Exercise details — Set down each line of the data below exactly as it stands, dropping the pictures.

Exercise data —
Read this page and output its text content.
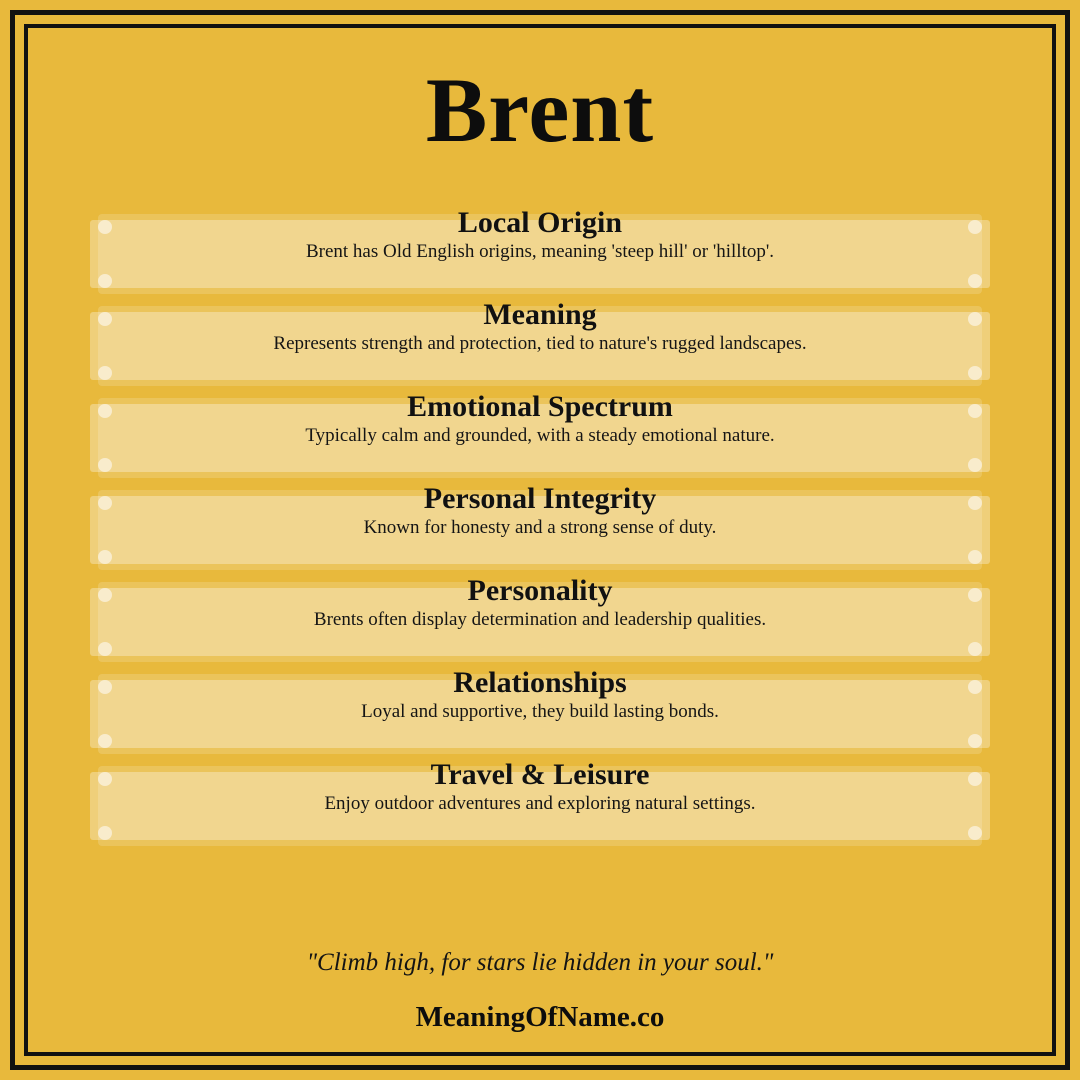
Brent

Local Origin

Brent has Old English origins, meaning 'steep hill' or 'hilltop'.

Meaning

Represents strength and protection, tied to nature's rugged landscapes.

Emotional Spectrum

Typically calm and grounded, with a steady emotional nature.

Personal Integrity

Known for honesty and a strong sense of duty.

Personality

Brents often display determination and leadership qualities.

Relationships

Loyal and supportive, they build lasting bonds.

Travel & Leisure

Enjoy outdoor adventures and exploring natural settings.

"Climb high, for stars lie hidden in your soul."

MeaningOfName.co
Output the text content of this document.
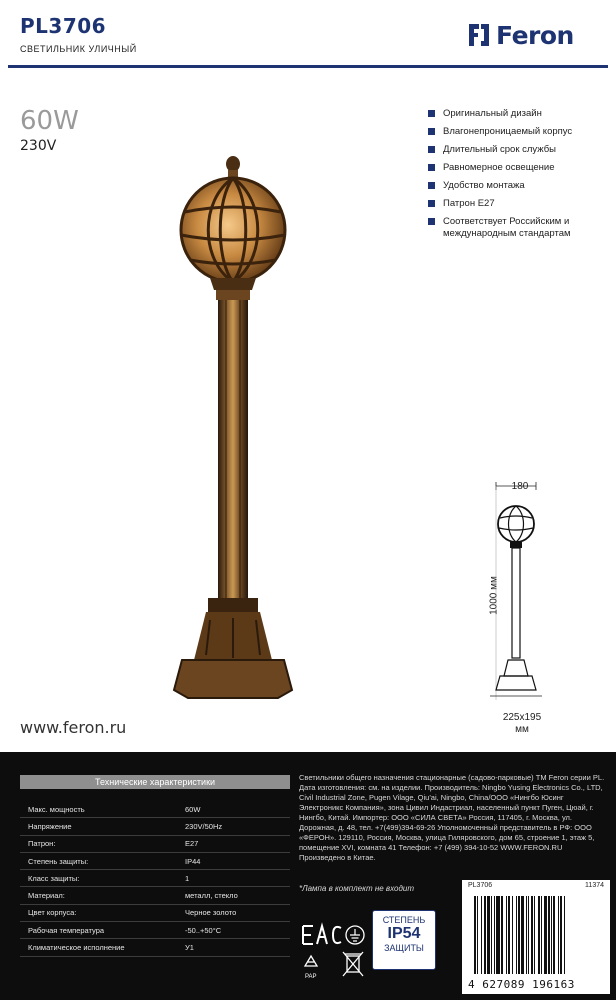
PL3706
СВЕТИЛЬНИК УЛИЧНЫЙ	Feron
60W
230V
Оригинальный дизайн
Влагонепроницаемый корпус
Длительный срок службы
Равномерное освещение
Удобство монтажа
Патрон Е27
Соответствует Российским и международным стандартам
180
1000 мм
225x195
мм
www.feron.ru
Технические характеристики
Макс. мощность	60W
Напряжение	230V/50Hz
Патрон:	E27
Степень защиты:	IP44
Класс защиты:	1
Материал:	металл, стекло
Цвет корпуса:	Черное золото
Рабочая температура	-50..+50°С
Климатическое исполнение	У1
Светильники общего назначения стационарные (садово-парковые) ТМ Feron серии PL. Дата изготовления: см. на изделии. Производитель: Ningbo Yusing Electronics Co., LTD, Civil Industrial Zone, Pugen Vilage, Qiu'ai, Ningbo, China/ООО «Нингбо Юсинг Электроникс Компания», зона Цивил Индастриал, населенный пункт Пуген, Цюай, г. Нингбо, Китай. Импортер: ООО «СИЛА СВЕТА» Россия, 117405, г. Москва, ул. Дорожная, д. 48, тел. +7(499)394-69-26 Уполномоченный представитель в РФ: ООО «ФЕРОН». 129110, Россия, Москва, улица Гиляровского, дом 65, строение 1, этаж 5, помещение XVI, комната 41 Телефон: +7 (499) 394-10-52 WWW.FERON.RU Произведено в Китае.
*Лампа в комплект не входит
PAP
СТЕПЕНЬ
IP54
ЗАЩИТЫ
PL3706	11374
4 627089 196163
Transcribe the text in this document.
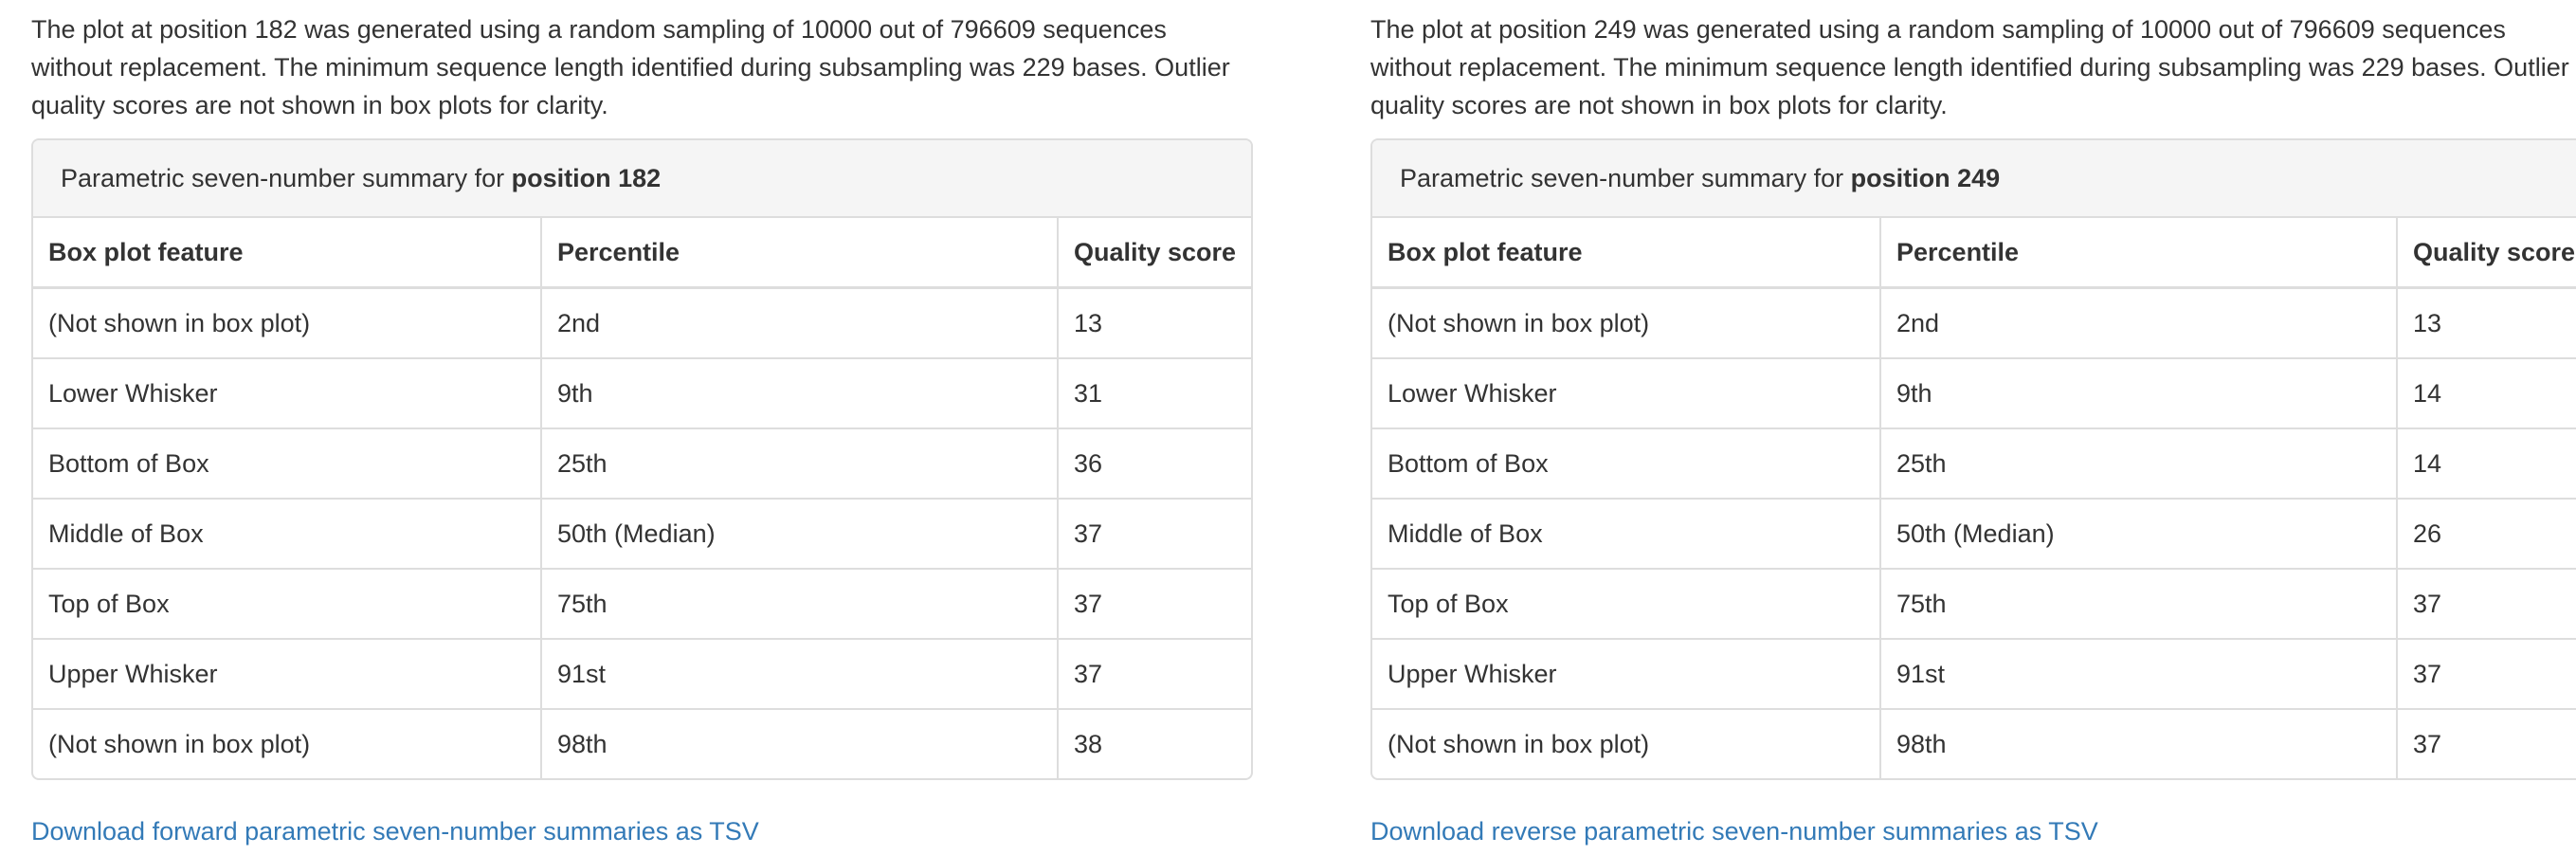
The plot at position 182 was generated using a random sampling of 10000 out of 796609 sequences without replacement. The minimum sequence length identified during subsampling was 229 bases. Outlier quality scores are not shown in box plots for clarity.

Parametric seven-number summary for position 182
Box plot feature	Percentile	Quality score
(Not shown in box plot)	2nd	13
Lower Whisker	9th	31
Bottom of Box	25th	36
Middle of Box	50th (Median)	37
Top of Box	75th	37
Upper Whisker	91st	37
(Not shown in box plot)	98th	38
Download forward parametric seven-number summaries as TSV

The plot at position 249 was generated using a random sampling of 10000 out of 796609 sequences without replacement. The minimum sequence length identified during subsampling was 229 bases. Outlier quality scores are not shown in box plots for clarity.

Parametric seven-number summary for position 249
Box plot feature	Percentile	Quality score
(Not shown in box plot)	2nd	13
Lower Whisker	9th	14
Bottom of Box	25th	14
Middle of Box	50th (Median)	26
Top of Box	75th	37
Upper Whisker	91st	37
(Not shown in box plot)	98th	37
Download reverse parametric seven-number summaries as TSV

Exercise output —
Read this page and output its text content.
Brent

Local Origin

Brent has Old English origins, meaning 'steep hill' or 'hilltop'.

Meaning

Represents strength and protection, tied to nature's rugged landscapes.

Emotional Spectrum

Typically calm and grounded, with a steady emotional nature.

Personal Integrity

Known for honesty and a strong sense of duty.

Personality

Brents often display determination and leadership qualities.

Relationships

Loyal and supportive, they build lasting bonds.

Travel & Leisure

Enjoy outdoor adventures and exploring natural settings.

"Climb high, for stars lie hidden in your soul."

MeaningOfName.co
Output the text content of this document.
PL3706
СВЕТИЛЬНИК УЛИЧНЫЙ	Feron
60W
230V
Оригинальный дизайн
Влагонепроницаемый корпус
Длительный срок службы
Равномерное освещение
Удобство монтажа
Патрон Е27
Соответствует Российским и международным стандартам
180
1000 мм
225x195
мм
www.feron.ru
Технические характеристики
Макс. мощность	60W
Напряжение	230V/50Hz
Патрон:	E27
Степень защиты:	IP44
Класс защиты:	1
Материал:	металл, стекло
Цвет корпуса:	Черное золото
Рабочая температура	-50..+50°С
Климатическое исполнение	У1
Светильники общего назначения стационарные (садово-парковые) ТМ Feron серии PL. Дата изготовления: см. на изделии. Производитель: Ningbo Yusing Electronics Co., LTD, Civil Industrial Zone, Pugen Vilage, Qiu'ai, Ningbo, China/ООО «Нингбо Юсинг Электроникс Компания», зона Цивил Индастриал, населенный пункт Пуген, Цюай, г. Нингбо, Китай. Импортер: ООО «СИЛА СВЕТА» Россия, 117405, г. Москва, ул. Дорожная, д. 48, тел. +7(499)394-69-26 Уполномоченный представитель в РФ: ООО «ФЕРОН». 129110, Россия, Москва, улица Гиляровского, дом 65, строение 1, этаж 5, помещение XVI, комната 41 Телефон: +7 (499) 394-10-52 WWW.FERON.RU Произведено в Китае.
*Лампа в комплект не входит
PAP
СТЕПЕНЬ
IP54
ЗАЩИТЫ
PL3706	11374
4 627089 196163
Transcribe the text in this document.
The plot at position 182 was generated using a random sampling of 10000 out of 796609 sequences without replacement. The minimum sequence length identified during subsampling was 229 bases. Outlier quality scores are not shown in box plots for clarity.

Parametric seven-number summary for position 182
Box plot feature	Percentile	Quality score
(Not shown in box plot)	2nd	13
Lower Whisker	9th	31
Bottom of Box	25th	36
Middle of Box	50th (Median)	37
Top of Box	75th	37
Upper Whisker	91st	37
(Not shown in box plot)	98th	38
Download forward parametric seven-number summaries as TSV

The plot at position 249 was generated using a random sampling of 10000 out of 796609 sequences without replacement. The minimum sequence length identified during subsampling was 229 bases. Outlier quality scores are not shown in box plots for clarity.

Parametric seven-number summary for position 249
Box plot feature	Percentile	Quality score
(Not shown in box plot)	2nd	13
Lower Whisker	9th	14
Bottom of Box	25th	14
Middle of Box	50th (Median)	26
Top of Box	75th	37
Upper Whisker	91st	37
(Not shown in box plot)	98th	37
Download reverse parametric seven-number summaries as TSV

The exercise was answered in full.